═══ Records supplied ═══
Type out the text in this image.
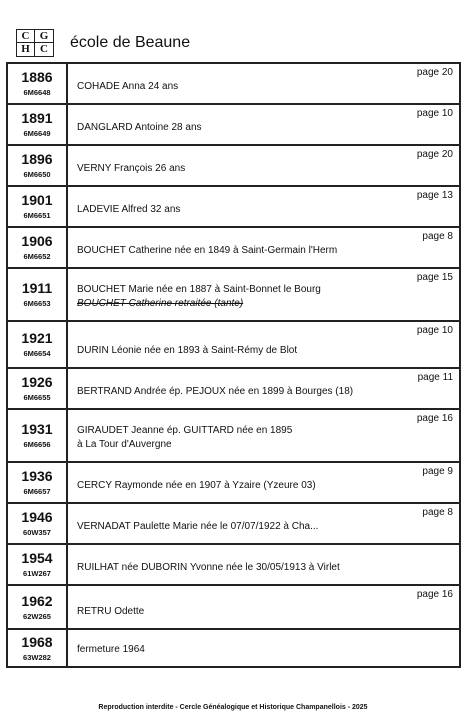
C G
H C	école de Beaune
1886
6M6648
page 20
COHADE Anna 24 ans
1891
6M6649
page 10
DANGLARD Antoine 28 ans
1896
6M6650
page 20
VERNY François 26 ans
1901
6M6651
page 13
LADEVIE Alfred 32 ans
1906
6M6652
page 8
BOUCHET Catherine née en 1849 à Saint-Germain l'Herm
1911
6M6653
page 15
BOUCHET Marie née en 1887 à Saint-Bonnet le Bourg
BOUCHET Catherine retraitée (tante)
1921
6M6654
page 10
DURIN Léonie née en 1893 à Saint-Rémy de Blot
1926
6M6655
page 11
BERTRAND Andrée ép. PEJOUX née en 1899 à Bourges (18)
1931
6M6656
page 16
GIRAUDET Jeanne ép. GUITTARD née en 1895
à La Tour d'Auvergne
1936
6M6657
page 9
CERCY Raymonde née en 1907 à Yzaire (Yzeure 03)
1946
60W357
page 8
VERNADAT Paulette Marie née le 07/07/1922 à Cha...
1954
61W267
RUILHAT née DUBORIN Yvonne née le 30/05/1913 à Virlet
1962
62W265
page 16
RETRU Odette
1968
63W282
fermeture 1964
Reproduction interdite - Cercle Généalogique et Historique Champanellois - 2025
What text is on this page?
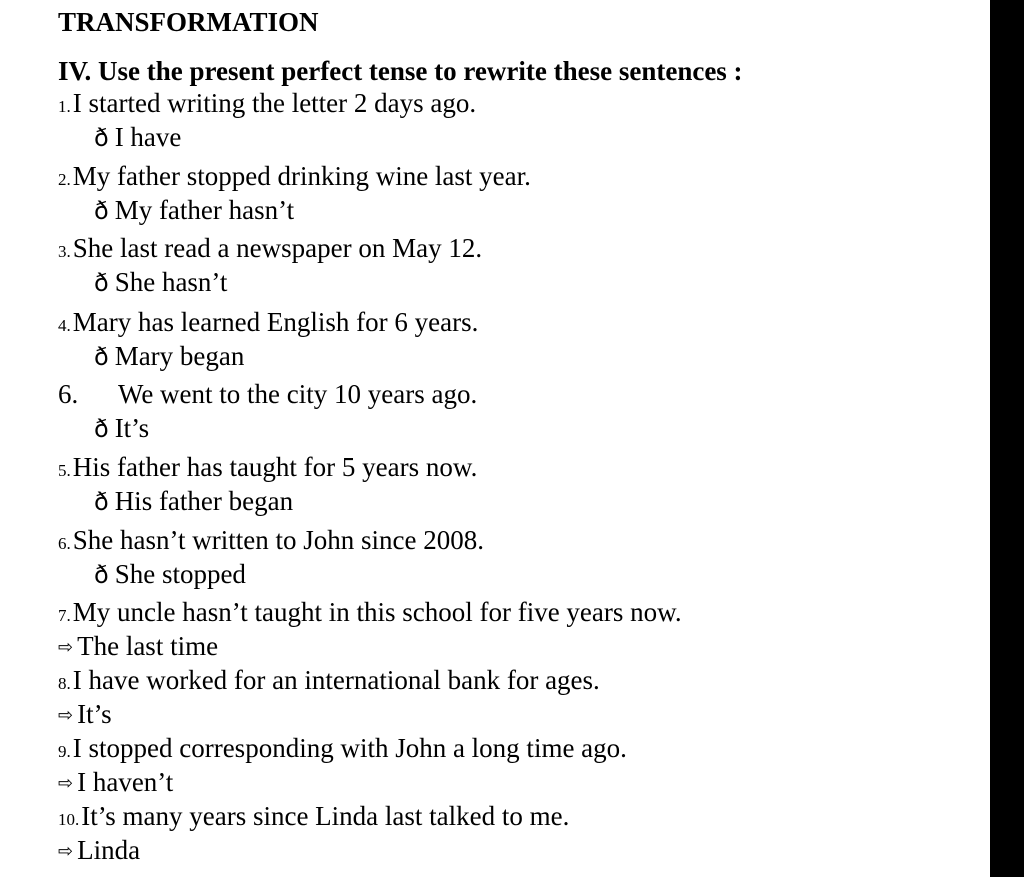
TRANSFORMATION
IV. Use the present perfect tense to rewrite these sentences :
1.I started writing the letter 2 days ago.
ð I have
2.My father stopped drinking wine last year.
ð My father hasn’t
3.She last read a newspaper on May 12.
ð She hasn’t
4.Mary has learned English for 6 years.
ð Mary began
6. We went to the city 10 years ago.
ð It’s
5.His father has taught for 5 years now.
ð His father began
6.She hasn’t written to John since 2008.
ð She stopped
7.My uncle hasn’t taught in this school for five years now.
⇨ The last time
8.I have worked for an international bank for ages.
⇨ It’s
9.I stopped corresponding with John a long time ago.
⇨ I haven’t
10.It’s many years since Linda last talked to me.
⇨ Linda
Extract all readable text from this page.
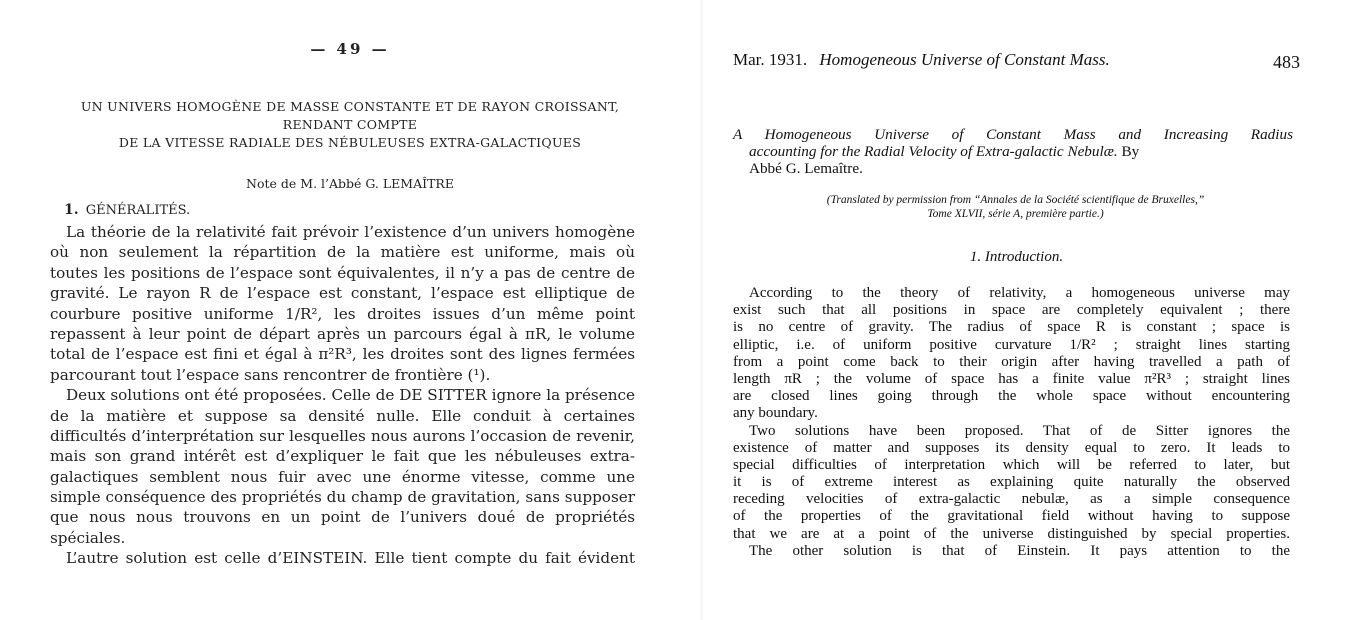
— 49 —
UN UNIVERS HOMOGÈNE DE MASSE CONSTANTE ET DE RAYON CROISSANT,
RENDANT COMPTE
DE LA VITESSE RADIALE DES NÉBULEUSES EXTRA-GALACTIQUES
Note de M. l’Abbé G. LEMAÎTRE
1. GÉNÉRALITÉS.
La théorie de la relativité fait prévoir l’existence d’un univers homogène
où non seulement la répartition de la matière est uniforme, mais où
toutes les positions de l’espace sont équivalentes, il n’y a pas de centre de
gravité. Le rayon R de l’espace est constant, l’espace est elliptique de
courbure positive uniforme 1/R², les droites issues d’un même point
repassent à leur point de départ après un parcours égal à πR, le volume
total de l’espace est fini et égal à π²R³, les droites sont des lignes fermées
parcourant tout l’espace sans rencontrer de frontière (¹).
Deux solutions ont été proposées. Celle de DE SITTER ignore la présence
de la matière et suppose sa densité nulle. Elle conduit à certaines
difficultés d’interprétation sur lesquelles nous aurons l’occasion de revenir,
mais son grand intérêt est d’expliquer le fait que les nébuleuses extra-
galactiques semblent nous fuir avec une énorme vitesse, comme une
simple conséquence des propriétés du champ de gravitation, sans supposer
que nous nous trouvons en un point de l’univers doué de propriétés
spéciales.
L’autre solution est celle d’EINSTEIN. Elle tient compte du fait évident
Mar. 1931. Homogeneous Universe of Constant Mass.	483
A Homogeneous Universe of Constant Mass and Increasing Radius
accounting for the Radial Velocity of Extra-galactic Nebulæ. By
Abbé G. Lemaître.
(Translated by permission from “Annales de la Société scientifique de Bruxelles,”
Tome XLVII, série A, première partie.)
1. Introduction.
According to the theory of relativity, a homogeneous universe may
exist such that all positions in space are completely equivalent ; there
is no centre of gravity. The radius of space R is constant ; space is
elliptic, i.e. of uniform positive curvature 1/R² ; straight lines starting
from a point come back to their origin after having travelled a path of
length πR ; the volume of space has a finite value π²R³ ; straight lines
are closed lines going through the whole space without encountering
any boundary.
Two solutions have been proposed. That of de Sitter ignores the
existence of matter and supposes its density equal to zero. It leads to
special difficulties of interpretation which will be referred to later, but
it is of extreme interest as explaining quite naturally the observed
receding velocities of extra-galactic nebulæ, as a simple consequence
of the properties of the gravitational field without having to suppose
that we are at a point of the universe distinguished by special properties.
The other solution is that of Einstein. It pays attention to the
═══
Exercise directions =
Give the data again exactly as written, with all pictures left out.

The completed task =
Type out the text in this image.
C G
H C	école de Beaune
1886
6M6648
page 20
COHADE Anna 24 ans
1891
6M6649
page 10
DANGLARD Antoine 28 ans
1896
6M6650
page 20
VERNY François 26 ans
1901
6M6651
page 13
LADEVIE Alfred 32 ans
1906
6M6652
page 8
BOUCHET Catherine née en 1849 à Saint-Germain l'Herm
1911
6M6653
page 15
BOUCHET Marie née en 1887 à Saint-Bonnet le Bourg
BOUCHET Catherine retraitée (tante)
1921
6M6654
page 10
DURIN Léonie née en 1893 à Saint-Rémy de Blot
1926
6M6655
page 11
BERTRAND Andrée ép. PEJOUX née en 1899 à Bourges (18)
1931
6M6656
page 16
GIRAUDET Jeanne ép. GUITTARD née en 1895
à La Tour d'Auvergne
1936
6M6657
page 9
CERCY Raymonde née en 1907 à Yzaire (Yzeure 03)
1946
60W357
page 8
VERNADAT Paulette Marie née le 07/07/1922 à Cha...
1954
61W267
RUILHAT née DUBORIN Yvonne née le 30/05/1913 à Virlet
1962
62W265
page 16
RETRU Odette
1968
63W282
fermeture 1964
Reproduction interdite - Cercle Généalogique et Historique Champanellois - 2025
What text is on this page?
TRANSFORMATION
IV. Use the present perfect tense to rewrite these sentences :
1.I started writing the letter 2 days ago.
ð I have
2.My father stopped drinking wine last year.
ð My father hasn’t
3.She last read a newspaper on May 12.
ð She hasn’t
4.Mary has learned English for 6 years.
ð Mary began
6. We went to the city 10 years ago.
ð It’s
5.His father has taught for 5 years now.
ð His father began
6.She hasn’t written to John since 2008.
ð She stopped
7.My uncle hasn’t taught in this school for five years now.
⇨ The last time
8.I have worked for an international bank for ages.
⇨ It’s
9.I stopped corresponding with John a long time ago.
⇨ I haven’t
10.It’s many years since Linda last talked to me.
⇨ Linda
Extract all readable text from this page.
— 49 —
UN UNIVERS HOMOGÈNE DE MASSE CONSTANTE ET DE RAYON CROISSANT,
RENDANT COMPTE
DE LA VITESSE RADIALE DES NÉBULEUSES EXTRA-GALACTIQUES
Note de M. l’Abbé G. LEMAÎTRE
1. GÉNÉRALITÉS.
La théorie de la relativité fait prévoir l’existence d’un univers homogène
où non seulement la répartition de la matière est uniforme, mais où
toutes les positions de l’espace sont équivalentes, il n’y a pas de centre de
gravité. Le rayon R de l’espace est constant, l’espace est elliptique de
courbure positive uniforme 1/R², les droites issues d’un même point
repassent à leur point de départ après un parcours égal à πR, le volume
total de l’espace est fini et égal à π²R³, les droites sont des lignes fermées
parcourant tout l’espace sans rencontrer de frontière (¹).
Deux solutions ont été proposées. Celle de DE SITTER ignore la présence
de la matière et suppose sa densité nulle. Elle conduit à certaines
difficultés d’interprétation sur lesquelles nous aurons l’occasion de revenir,
mais son grand intérêt est d’expliquer le fait que les nébuleuses extra-
galactiques semblent nous fuir avec une énorme vitesse, comme une
simple conséquence des propriétés du champ de gravitation, sans supposer
que nous nous trouvons en un point de l’univers doué de propriétés
spéciales.
L’autre solution est celle d’EINSTEIN. Elle tient compte du fait évident
Mar. 1931. Homogeneous Universe of Constant Mass.	483
A Homogeneous Universe of Constant Mass and Increasing Radius
accounting for the Radial Velocity of Extra-galactic Nebulæ. By
Abbé G. Lemaître.
(Translated by permission from “Annales de la Société scientifique de Bruxelles,”
Tome XLVII, série A, première partie.)
1. Introduction.
According to the theory of relativity, a homogeneous universe may
exist such that all positions in space are completely equivalent ; there
is no centre of gravity. The radius of space R is constant ; space is
elliptic, i.e. of uniform positive curvature 1/R² ; straight lines starting
from a point come back to their origin after having travelled a path of
length πR ; the volume of space has a finite value π²R³ ; straight lines
are closed lines going through the whole space without encountering
any boundary.
Two solutions have been proposed. That of de Sitter ignores the
existence of matter and supposes its density equal to zero. It leads to
special difficulties of interpretation which will be referred to later, but
it is of extreme interest as explaining quite naturally the observed
receding velocities of extra-galactic nebulæ, as a simple consequence
of the properties of the gravitational field without having to suppose
that we are at a point of the universe distinguished by special properties.
The other solution is that of Einstein. It pays attention to the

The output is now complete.